-- Begin Stored rows --
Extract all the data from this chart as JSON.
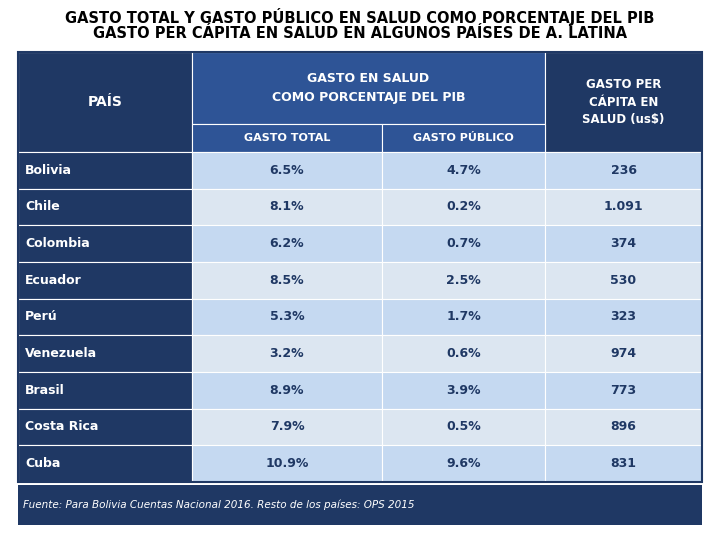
{
  "title_line1": "GASTO TOTAL Y GASTO PÚBLICO EN SALUD COMO PORCENTAJE DEL PIB",
  "title_line2": "GASTO PER CÁPITA EN SALUD EN ALGUNOS PAÍSES DE A. LATINA",
  "col_header1": "PAÍS",
  "col_header2_line1": "GASTO EN SALUD",
  "col_header2_line2": "COMO PORCENTAJE DEL PIB",
  "col_header3_line1": "GASTO PER",
  "col_header3_line2": "CÁPITA EN",
  "col_header3_line3": "SALUD (us$)",
  "sub_header1": "GASTO TOTAL",
  "sub_header2": "GASTO PÚBLICO",
  "countries": [
    "Bolivia",
    "Chile",
    "Colombia",
    "Ecuador",
    "Perú",
    "Venezuela",
    "Brasil",
    "Costa Rica",
    "Cuba"
  ],
  "gasto_total": [
    "6.5%",
    "8.1%",
    "6.2%",
    "8.5%",
    "5.3%",
    "3.2%",
    "8.9%",
    "7.9%",
    "10.9%"
  ],
  "gasto_publico": [
    "4.7%",
    "0.2%",
    "0.7%",
    "2.5%",
    "1.7%",
    "0.6%",
    "3.9%",
    "0.5%",
    "9.6%"
  ],
  "gasto_percapita": [
    "236",
    "1.091",
    "374",
    "530",
    "323",
    "974",
    "773",
    "896",
    "831"
  ],
  "color_dark_blue": "#1F3864",
  "color_medium_blue": "#2E5496",
  "color_light_blue": "#C5D9F1",
  "color_lighter_blue": "#DCE6F1",
  "color_white": "#FFFFFF",
  "footer_text": "Fuente: Para Bolivia Cuentas Nacional 2016. Resto de los países: OPS 2015",
  "title_fontsize": 10.5,
  "header_fontsize": 8.5,
  "data_fontsize": 9,
  "country_fontsize": 9
}
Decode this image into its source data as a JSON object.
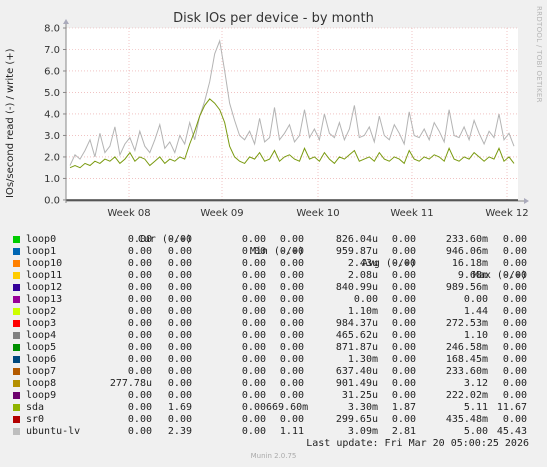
{
  "chart_data": {
    "type": "line",
    "title": "Disk IOs per device - by month",
    "ylabel": "IOs/second read (-) / write (+)",
    "ylim": [
      -0.05,
      8.0
    ],
    "yticks": [
      "0.0",
      "1.0",
      "2.0",
      "3.0",
      "4.0",
      "5.0",
      "6.0",
      "7.0",
      "8.0"
    ],
    "xticks": [
      "Week 08",
      "Week 09",
      "Week 10",
      "Week 11",
      "Week 12"
    ],
    "grid": true,
    "series": [
      {
        "name": "ubuntu-lv",
        "color": "#b4b4b4",
        "values": [
          1.6,
          2.1,
          1.9,
          2.3,
          2.8,
          2.0,
          3.1,
          2.2,
          2.5,
          3.4,
          2.1,
          2.6,
          2.9,
          2.3,
          3.2,
          2.5,
          2.2,
          2.8,
          3.5,
          2.4,
          2.7,
          2.2,
          3.0,
          2.6,
          3.6,
          2.8,
          3.9,
          4.6,
          5.5,
          6.8,
          7.4,
          6.0,
          4.5,
          3.7,
          3.0,
          2.8,
          3.2,
          2.6,
          3.8,
          2.7,
          2.9,
          4.3,
          2.8,
          3.1,
          3.5,
          2.7,
          3.0,
          4.2,
          2.9,
          3.3,
          2.8,
          4.0,
          3.1,
          2.9,
          3.6,
          2.8,
          3.3,
          4.4,
          2.9,
          3.0,
          3.4,
          2.7,
          3.9,
          3.0,
          2.8,
          3.5,
          3.1,
          2.6,
          4.1,
          3.0,
          2.9,
          3.3,
          2.8,
          3.6,
          3.2,
          2.7,
          4.2,
          3.0,
          2.9,
          3.4,
          2.8,
          3.7,
          3.1,
          2.6,
          3.2,
          2.9,
          4.0,
          2.8,
          3.1,
          2.5
        ]
      },
      {
        "name": "sda",
        "color": "#7a9a10",
        "values": [
          1.5,
          1.6,
          1.5,
          1.7,
          1.6,
          1.8,
          1.7,
          1.9,
          1.8,
          2.0,
          1.7,
          1.9,
          2.2,
          1.8,
          2.0,
          1.9,
          1.6,
          1.8,
          2.0,
          1.7,
          1.9,
          1.8,
          2.0,
          1.9,
          2.6,
          3.2,
          3.9,
          4.4,
          4.7,
          4.5,
          4.2,
          3.6,
          2.5,
          2.0,
          1.8,
          1.7,
          2.0,
          1.9,
          2.2,
          1.8,
          1.9,
          2.3,
          1.8,
          2.0,
          2.1,
          1.9,
          1.8,
          2.4,
          1.9,
          2.0,
          1.8,
          2.2,
          1.9,
          1.7,
          2.0,
          1.9,
          2.1,
          2.3,
          1.8,
          1.9,
          2.0,
          1.8,
          2.2,
          1.9,
          1.8,
          2.0,
          1.9,
          1.7,
          2.3,
          1.9,
          1.8,
          2.0,
          1.9,
          2.1,
          2.0,
          1.8,
          2.4,
          1.9,
          1.8,
          2.0,
          1.9,
          2.2,
          2.0,
          1.8,
          2.0,
          1.9,
          2.4,
          1.8,
          2.0,
          1.7
        ]
      }
    ]
  },
  "columns": {
    "cur": "Cur (-/+)",
    "min": "Min (-/+)",
    "avg": "Avg (-/+)",
    "max": "Max (-/+)"
  },
  "legend": [
    {
      "name": "loop0",
      "color": "#00cc00",
      "cur_r": "0.00",
      "cur_w": "0.00",
      "min_r": "0.00",
      "min_w": "0.00",
      "avg_r": "826.04u",
      "avg_w": "0.00",
      "max_r": "233.60m",
      "max_w": "0.00"
    },
    {
      "name": "loop1",
      "color": "#0066b3",
      "cur_r": "0.00",
      "cur_w": "0.00",
      "min_r": "0.00",
      "min_w": "0.00",
      "avg_r": "959.87u",
      "avg_w": "0.00",
      "max_r": "946.06m",
      "max_w": "0.00"
    },
    {
      "name": "loop10",
      "color": "#ff8000",
      "cur_r": "0.00",
      "cur_w": "0.00",
      "min_r": "0.00",
      "min_w": "0.00",
      "avg_r": "2.43u",
      "avg_w": "0.00",
      "max_r": "16.18m",
      "max_w": "0.00"
    },
    {
      "name": "loop11",
      "color": "#ffcc00",
      "cur_r": "0.00",
      "cur_w": "0.00",
      "min_r": "0.00",
      "min_w": "0.00",
      "avg_r": "2.08u",
      "avg_w": "0.00",
      "max_r": "9.68m",
      "max_w": "0.00"
    },
    {
      "name": "loop12",
      "color": "#330099",
      "cur_r": "0.00",
      "cur_w": "0.00",
      "min_r": "0.00",
      "min_w": "0.00",
      "avg_r": "840.99u",
      "avg_w": "0.00",
      "max_r": "989.56m",
      "max_w": "0.00"
    },
    {
      "name": "loop13",
      "color": "#990099",
      "cur_r": "0.00",
      "cur_w": "0.00",
      "min_r": "0.00",
      "min_w": "0.00",
      "avg_r": "0.00",
      "avg_w": "0.00",
      "max_r": "0.00",
      "max_w": "0.00"
    },
    {
      "name": "loop2",
      "color": "#ccff00",
      "cur_r": "0.00",
      "cur_w": "0.00",
      "min_r": "0.00",
      "min_w": "0.00",
      "avg_r": "1.10m",
      "avg_w": "0.00",
      "max_r": "1.44",
      "max_w": "0.00"
    },
    {
      "name": "loop3",
      "color": "#ff0000",
      "cur_r": "0.00",
      "cur_w": "0.00",
      "min_r": "0.00",
      "min_w": "0.00",
      "avg_r": "984.37u",
      "avg_w": "0.00",
      "max_r": "272.53m",
      "max_w": "0.00"
    },
    {
      "name": "loop4",
      "color": "#808080",
      "cur_r": "0.00",
      "cur_w": "0.00",
      "min_r": "0.00",
      "min_w": "0.00",
      "avg_r": "465.62u",
      "avg_w": "0.00",
      "max_r": "1.10",
      "max_w": "0.00"
    },
    {
      "name": "loop5",
      "color": "#008f00",
      "cur_r": "0.00",
      "cur_w": "0.00",
      "min_r": "0.00",
      "min_w": "0.00",
      "avg_r": "871.87u",
      "avg_w": "0.00",
      "max_r": "246.58m",
      "max_w": "0.00"
    },
    {
      "name": "loop6",
      "color": "#00487d",
      "cur_r": "0.00",
      "cur_w": "0.00",
      "min_r": "0.00",
      "min_w": "0.00",
      "avg_r": "1.30m",
      "avg_w": "0.00",
      "max_r": "168.45m",
      "max_w": "0.00"
    },
    {
      "name": "loop7",
      "color": "#b35a00",
      "cur_r": "0.00",
      "cur_w": "0.00",
      "min_r": "0.00",
      "min_w": "0.00",
      "avg_r": "637.40u",
      "avg_w": "0.00",
      "max_r": "233.60m",
      "max_w": "0.00"
    },
    {
      "name": "loop8",
      "color": "#b38f00",
      "cur_r": "277.78u",
      "cur_w": "0.00",
      "min_r": "0.00",
      "min_w": "0.00",
      "avg_r": "901.49u",
      "avg_w": "0.00",
      "max_r": "3.12",
      "max_w": "0.00"
    },
    {
      "name": "loop9",
      "color": "#6b006b",
      "cur_r": "0.00",
      "cur_w": "0.00",
      "min_r": "0.00",
      "min_w": "0.00",
      "avg_r": "31.25u",
      "avg_w": "0.00",
      "max_r": "222.02m",
      "max_w": "0.00"
    },
    {
      "name": "sda",
      "color": "#8fb300",
      "cur_r": "0.00",
      "cur_w": "1.69",
      "min_r": "0.00",
      "min_w": "669.60m",
      "avg_r": "3.30m",
      "avg_w": "1.87",
      "max_r": "5.11",
      "max_w": "11.67"
    },
    {
      "name": "sr0",
      "color": "#b30000",
      "cur_r": "0.00",
      "cur_w": "0.00",
      "min_r": "0.00",
      "min_w": "0.00",
      "avg_r": "299.65u",
      "avg_w": "0.00",
      "max_r": "435.48m",
      "max_w": "0.00"
    },
    {
      "name": "ubuntu-lv",
      "color": "#bebebe",
      "cur_r": "0.00",
      "cur_w": "2.39",
      "min_r": "0.00",
      "min_w": "1.11",
      "avg_r": "3.09m",
      "avg_w": "2.81",
      "max_r": "5.00",
      "max_w": "45.43"
    }
  ],
  "last_update": "Last update: Fri Mar 20 05:00:25 2026",
  "footer": "Munin 2.0.75",
  "vendor": "RRDTOOL / TOBI OETIKER"
}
-- End Stored rows --
» **Objective**: Check each line of the entries for the string "SALUD". Copy the lines that have it.

» **Task solution**:
  "title_line1": "GASTO TOTAL Y GASTO PÚBLICO EN SALUD COMO PORCENTAJE DEL PIB",
  "title_line2": "GASTO PER CÁPITA EN SALUD EN ALGUNOS PAÍSES DE A. LATINA",
  "col_header2_line1": "GASTO EN SALUD",
  "col_header3_line3": "SALUD (us$)",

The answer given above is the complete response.